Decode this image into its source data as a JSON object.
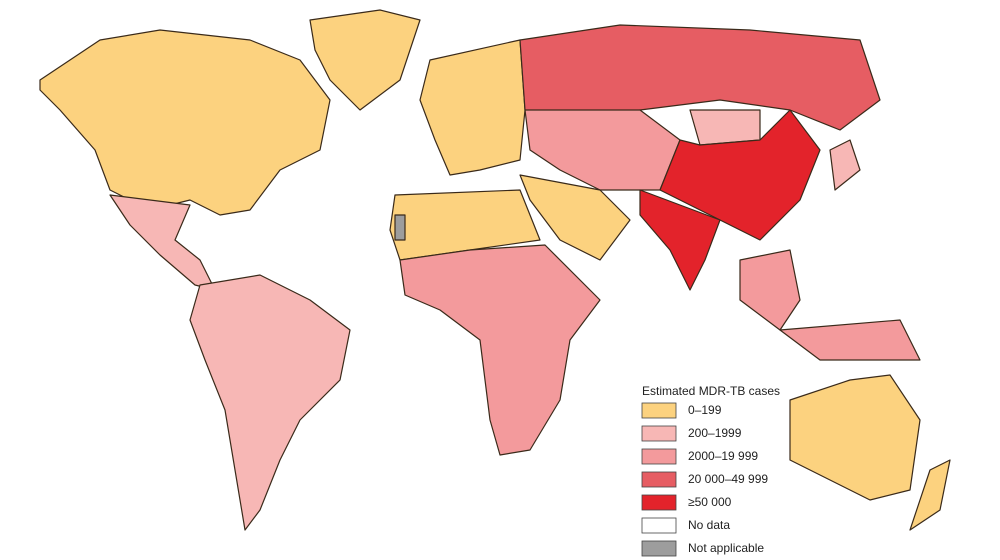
{
  "legend": {
    "title": "Estimated MDR-TB cases",
    "items": [
      {
        "label": "0–199",
        "color": "#fcd27f"
      },
      {
        "label": "200–1999",
        "color": "#f7b7b5"
      },
      {
        "label": "2000–19 999",
        "color": "#f39a9c"
      },
      {
        "label": "20 000–49 999",
        "color": "#e65d63"
      },
      {
        "label": "≥50 000",
        "color": "#e3232b"
      },
      {
        "label": "No data",
        "color": "#ffffff"
      },
      {
        "label": "Not applicable",
        "color": "#9d9d9d"
      }
    ]
  }
}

• **WHAT THE EXERCISE ASKS**:
Quote every record above exactly, leaving out any pictures.

• **TASK SOLUTION**:
Decode this image into its source data as a JSON object.
{
  "legend": {
    "title": "Estimated MDR-TB cases",
    "items": [
      {
        "label": "0–199",
        "color": "#fcd27f"
      },
      {
        "label": "200–1999",
        "color": "#f7b7b5"
      },
      {
        "label": "2000–19 999",
        "color": "#f39a9c"
      },
      {
        "label": "20 000–49 999",
        "color": "#e65d63"
      },
      {
        "label": "≥50 000",
        "color": "#e3232b"
      },
      {
        "label": "No data",
        "color": "#ffffff"
      },
      {
        "label": "Not applicable",
        "color": "#9d9d9d"
      }
    ]
  }
}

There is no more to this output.